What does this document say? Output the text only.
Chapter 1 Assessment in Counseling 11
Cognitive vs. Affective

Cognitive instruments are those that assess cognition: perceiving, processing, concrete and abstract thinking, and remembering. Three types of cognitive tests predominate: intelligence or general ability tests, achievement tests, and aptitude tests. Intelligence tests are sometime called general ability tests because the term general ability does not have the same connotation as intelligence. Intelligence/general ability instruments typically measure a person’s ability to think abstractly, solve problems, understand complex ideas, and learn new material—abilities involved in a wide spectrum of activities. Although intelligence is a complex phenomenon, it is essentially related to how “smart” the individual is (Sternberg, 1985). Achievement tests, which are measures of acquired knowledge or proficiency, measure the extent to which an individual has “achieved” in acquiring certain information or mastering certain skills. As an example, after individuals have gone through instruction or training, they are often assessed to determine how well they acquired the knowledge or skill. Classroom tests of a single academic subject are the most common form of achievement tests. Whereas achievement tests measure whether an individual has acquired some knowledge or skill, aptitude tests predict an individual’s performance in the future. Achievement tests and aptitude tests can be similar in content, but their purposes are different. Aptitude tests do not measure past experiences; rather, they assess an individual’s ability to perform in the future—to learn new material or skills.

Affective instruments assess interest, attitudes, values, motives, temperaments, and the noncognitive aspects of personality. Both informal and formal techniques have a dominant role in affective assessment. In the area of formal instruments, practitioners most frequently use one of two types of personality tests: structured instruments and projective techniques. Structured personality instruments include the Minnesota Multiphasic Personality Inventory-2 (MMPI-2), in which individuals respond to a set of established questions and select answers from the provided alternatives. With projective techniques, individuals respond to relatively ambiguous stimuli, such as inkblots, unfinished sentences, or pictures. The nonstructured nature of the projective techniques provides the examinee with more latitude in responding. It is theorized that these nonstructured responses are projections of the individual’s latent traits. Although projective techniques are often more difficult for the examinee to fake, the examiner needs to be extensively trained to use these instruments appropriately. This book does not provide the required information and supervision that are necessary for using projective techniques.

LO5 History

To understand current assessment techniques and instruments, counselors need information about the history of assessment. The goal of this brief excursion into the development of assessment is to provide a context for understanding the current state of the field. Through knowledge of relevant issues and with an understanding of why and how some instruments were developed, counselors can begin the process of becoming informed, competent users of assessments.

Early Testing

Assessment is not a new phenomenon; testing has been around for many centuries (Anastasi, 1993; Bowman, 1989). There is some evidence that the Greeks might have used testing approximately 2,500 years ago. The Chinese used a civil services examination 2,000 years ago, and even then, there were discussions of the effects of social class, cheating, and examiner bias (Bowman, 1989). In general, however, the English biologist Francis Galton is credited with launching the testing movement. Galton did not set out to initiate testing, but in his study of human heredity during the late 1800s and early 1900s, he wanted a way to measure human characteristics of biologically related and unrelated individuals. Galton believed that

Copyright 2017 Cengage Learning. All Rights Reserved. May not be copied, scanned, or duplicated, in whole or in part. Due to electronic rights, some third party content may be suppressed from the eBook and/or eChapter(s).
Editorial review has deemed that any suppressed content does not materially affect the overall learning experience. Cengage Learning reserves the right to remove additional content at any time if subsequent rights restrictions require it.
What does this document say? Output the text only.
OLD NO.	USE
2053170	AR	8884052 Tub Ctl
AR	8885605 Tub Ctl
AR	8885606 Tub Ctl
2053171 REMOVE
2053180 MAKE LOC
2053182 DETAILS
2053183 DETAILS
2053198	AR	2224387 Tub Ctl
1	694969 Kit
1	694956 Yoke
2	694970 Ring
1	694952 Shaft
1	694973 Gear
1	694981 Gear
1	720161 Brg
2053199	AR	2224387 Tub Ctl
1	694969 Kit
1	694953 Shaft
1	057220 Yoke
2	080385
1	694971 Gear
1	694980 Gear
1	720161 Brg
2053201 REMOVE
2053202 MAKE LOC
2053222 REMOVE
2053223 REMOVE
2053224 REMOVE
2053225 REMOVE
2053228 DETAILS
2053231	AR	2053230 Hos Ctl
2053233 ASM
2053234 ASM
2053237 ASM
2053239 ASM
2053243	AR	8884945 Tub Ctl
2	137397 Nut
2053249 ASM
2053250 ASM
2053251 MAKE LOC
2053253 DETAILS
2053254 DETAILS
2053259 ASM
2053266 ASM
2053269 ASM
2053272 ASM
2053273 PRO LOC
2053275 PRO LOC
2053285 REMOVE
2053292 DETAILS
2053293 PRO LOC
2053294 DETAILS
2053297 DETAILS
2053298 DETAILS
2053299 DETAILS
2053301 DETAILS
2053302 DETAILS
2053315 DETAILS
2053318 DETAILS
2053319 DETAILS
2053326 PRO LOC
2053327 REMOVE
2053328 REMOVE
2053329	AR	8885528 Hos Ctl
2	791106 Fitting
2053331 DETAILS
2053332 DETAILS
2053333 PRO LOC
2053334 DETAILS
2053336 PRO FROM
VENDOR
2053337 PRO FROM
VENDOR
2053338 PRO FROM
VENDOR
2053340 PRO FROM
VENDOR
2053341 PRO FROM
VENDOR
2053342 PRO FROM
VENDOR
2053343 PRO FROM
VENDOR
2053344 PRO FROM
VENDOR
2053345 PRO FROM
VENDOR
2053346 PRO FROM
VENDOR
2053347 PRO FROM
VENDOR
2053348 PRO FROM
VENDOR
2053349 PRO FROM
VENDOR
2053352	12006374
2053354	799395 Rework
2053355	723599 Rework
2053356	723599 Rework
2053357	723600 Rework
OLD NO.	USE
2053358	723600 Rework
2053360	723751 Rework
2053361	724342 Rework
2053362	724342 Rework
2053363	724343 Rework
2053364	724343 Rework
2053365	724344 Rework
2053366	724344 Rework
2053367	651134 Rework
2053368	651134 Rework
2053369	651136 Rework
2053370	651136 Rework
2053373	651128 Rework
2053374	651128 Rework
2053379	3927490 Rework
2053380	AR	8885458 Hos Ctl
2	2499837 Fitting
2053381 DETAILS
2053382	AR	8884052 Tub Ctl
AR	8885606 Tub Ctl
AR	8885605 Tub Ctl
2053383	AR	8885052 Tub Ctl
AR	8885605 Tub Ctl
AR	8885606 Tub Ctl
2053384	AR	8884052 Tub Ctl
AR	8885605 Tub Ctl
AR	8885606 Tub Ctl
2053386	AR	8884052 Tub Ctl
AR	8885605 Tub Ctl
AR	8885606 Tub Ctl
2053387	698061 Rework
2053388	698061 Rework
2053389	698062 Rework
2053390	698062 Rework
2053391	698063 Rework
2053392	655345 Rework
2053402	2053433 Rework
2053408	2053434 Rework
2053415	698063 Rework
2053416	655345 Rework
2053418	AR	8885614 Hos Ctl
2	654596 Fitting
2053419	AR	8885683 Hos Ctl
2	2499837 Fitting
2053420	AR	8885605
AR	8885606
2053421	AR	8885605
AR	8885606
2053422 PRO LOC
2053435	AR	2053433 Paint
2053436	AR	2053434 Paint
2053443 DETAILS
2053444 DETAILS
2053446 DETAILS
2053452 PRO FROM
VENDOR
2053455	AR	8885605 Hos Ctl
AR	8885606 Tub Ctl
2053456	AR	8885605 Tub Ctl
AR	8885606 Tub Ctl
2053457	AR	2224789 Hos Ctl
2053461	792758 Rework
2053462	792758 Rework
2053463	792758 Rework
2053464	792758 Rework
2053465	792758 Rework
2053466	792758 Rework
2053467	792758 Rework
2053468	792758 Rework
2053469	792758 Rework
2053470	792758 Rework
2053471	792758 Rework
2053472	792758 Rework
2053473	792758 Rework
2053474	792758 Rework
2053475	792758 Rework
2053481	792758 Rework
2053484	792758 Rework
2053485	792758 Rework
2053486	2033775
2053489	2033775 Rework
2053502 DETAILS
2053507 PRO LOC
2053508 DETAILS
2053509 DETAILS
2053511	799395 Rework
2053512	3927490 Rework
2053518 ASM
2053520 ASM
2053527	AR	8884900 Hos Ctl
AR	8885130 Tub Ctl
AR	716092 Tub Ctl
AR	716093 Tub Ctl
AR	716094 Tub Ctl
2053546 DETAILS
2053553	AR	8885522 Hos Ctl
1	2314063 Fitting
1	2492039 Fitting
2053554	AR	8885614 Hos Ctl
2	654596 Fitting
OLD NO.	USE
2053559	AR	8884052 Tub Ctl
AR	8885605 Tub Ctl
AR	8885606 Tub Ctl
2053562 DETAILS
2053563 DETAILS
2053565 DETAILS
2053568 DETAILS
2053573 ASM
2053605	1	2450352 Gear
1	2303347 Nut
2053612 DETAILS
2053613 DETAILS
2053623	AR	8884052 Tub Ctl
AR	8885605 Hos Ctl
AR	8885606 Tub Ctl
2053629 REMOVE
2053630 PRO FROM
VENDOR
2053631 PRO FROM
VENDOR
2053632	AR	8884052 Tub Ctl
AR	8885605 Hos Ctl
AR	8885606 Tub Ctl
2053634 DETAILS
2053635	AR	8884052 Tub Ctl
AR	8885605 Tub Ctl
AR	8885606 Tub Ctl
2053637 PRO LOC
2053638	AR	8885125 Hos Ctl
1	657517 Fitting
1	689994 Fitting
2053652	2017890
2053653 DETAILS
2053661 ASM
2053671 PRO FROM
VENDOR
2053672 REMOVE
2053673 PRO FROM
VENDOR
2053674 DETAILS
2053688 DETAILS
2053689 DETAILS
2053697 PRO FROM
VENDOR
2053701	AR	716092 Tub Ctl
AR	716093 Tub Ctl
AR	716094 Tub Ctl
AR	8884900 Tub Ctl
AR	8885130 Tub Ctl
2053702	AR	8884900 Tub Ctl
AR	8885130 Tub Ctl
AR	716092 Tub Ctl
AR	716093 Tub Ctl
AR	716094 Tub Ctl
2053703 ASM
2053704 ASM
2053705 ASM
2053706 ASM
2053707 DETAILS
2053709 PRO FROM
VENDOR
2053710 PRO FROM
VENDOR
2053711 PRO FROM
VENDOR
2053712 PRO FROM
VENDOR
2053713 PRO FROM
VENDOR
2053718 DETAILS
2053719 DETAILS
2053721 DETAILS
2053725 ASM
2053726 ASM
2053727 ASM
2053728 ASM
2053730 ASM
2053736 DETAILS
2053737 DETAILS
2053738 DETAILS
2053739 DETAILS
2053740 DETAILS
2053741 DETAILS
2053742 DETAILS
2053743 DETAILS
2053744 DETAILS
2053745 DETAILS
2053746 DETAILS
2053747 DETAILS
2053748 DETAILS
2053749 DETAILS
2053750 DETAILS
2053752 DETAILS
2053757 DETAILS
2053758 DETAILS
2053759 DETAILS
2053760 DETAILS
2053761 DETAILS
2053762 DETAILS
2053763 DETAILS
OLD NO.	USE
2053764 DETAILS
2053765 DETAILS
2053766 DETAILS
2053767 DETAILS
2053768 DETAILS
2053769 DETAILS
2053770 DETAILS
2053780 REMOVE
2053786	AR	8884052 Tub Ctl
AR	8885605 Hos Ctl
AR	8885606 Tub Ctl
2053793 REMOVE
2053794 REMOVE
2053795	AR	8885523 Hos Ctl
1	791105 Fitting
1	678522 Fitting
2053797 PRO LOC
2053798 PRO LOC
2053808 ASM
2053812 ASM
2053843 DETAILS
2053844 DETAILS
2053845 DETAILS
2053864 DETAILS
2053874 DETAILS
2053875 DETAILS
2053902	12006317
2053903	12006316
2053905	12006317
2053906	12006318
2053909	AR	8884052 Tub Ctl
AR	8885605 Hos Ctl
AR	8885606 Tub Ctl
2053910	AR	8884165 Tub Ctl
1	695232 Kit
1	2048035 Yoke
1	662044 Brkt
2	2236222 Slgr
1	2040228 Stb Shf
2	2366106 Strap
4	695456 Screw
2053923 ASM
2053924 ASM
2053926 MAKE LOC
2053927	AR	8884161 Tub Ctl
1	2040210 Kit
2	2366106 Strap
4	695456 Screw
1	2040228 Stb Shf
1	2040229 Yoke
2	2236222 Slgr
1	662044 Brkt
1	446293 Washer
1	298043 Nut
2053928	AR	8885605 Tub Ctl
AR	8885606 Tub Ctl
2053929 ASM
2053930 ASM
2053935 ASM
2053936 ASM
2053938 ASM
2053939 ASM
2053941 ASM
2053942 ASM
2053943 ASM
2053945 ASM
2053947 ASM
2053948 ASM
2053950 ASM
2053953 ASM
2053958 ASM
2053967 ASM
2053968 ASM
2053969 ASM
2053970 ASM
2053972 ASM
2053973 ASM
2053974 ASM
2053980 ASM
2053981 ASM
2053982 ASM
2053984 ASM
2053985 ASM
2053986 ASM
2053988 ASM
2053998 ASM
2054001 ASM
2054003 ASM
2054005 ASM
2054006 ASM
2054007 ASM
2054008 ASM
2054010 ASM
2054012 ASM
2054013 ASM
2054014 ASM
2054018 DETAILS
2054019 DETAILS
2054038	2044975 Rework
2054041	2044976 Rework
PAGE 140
--------------------------------
REQUIREMENT: Collect every line above that contains the word "Learning".

WRITTEN ANSWER:
Copyright 2017 Cengage Learning. All Rights Reserved. May not be copied, scanned, or duplicated, in whole or in part. Due to electronic rights, some third party content may be suppressed from the eBook and/or eChapter(s).
Editorial review has deemed that any suppressed content does not materially affect the overall learning experience. Cengage Learning reserves the right to remove additional content at any time if subsequent rights restrictions require it.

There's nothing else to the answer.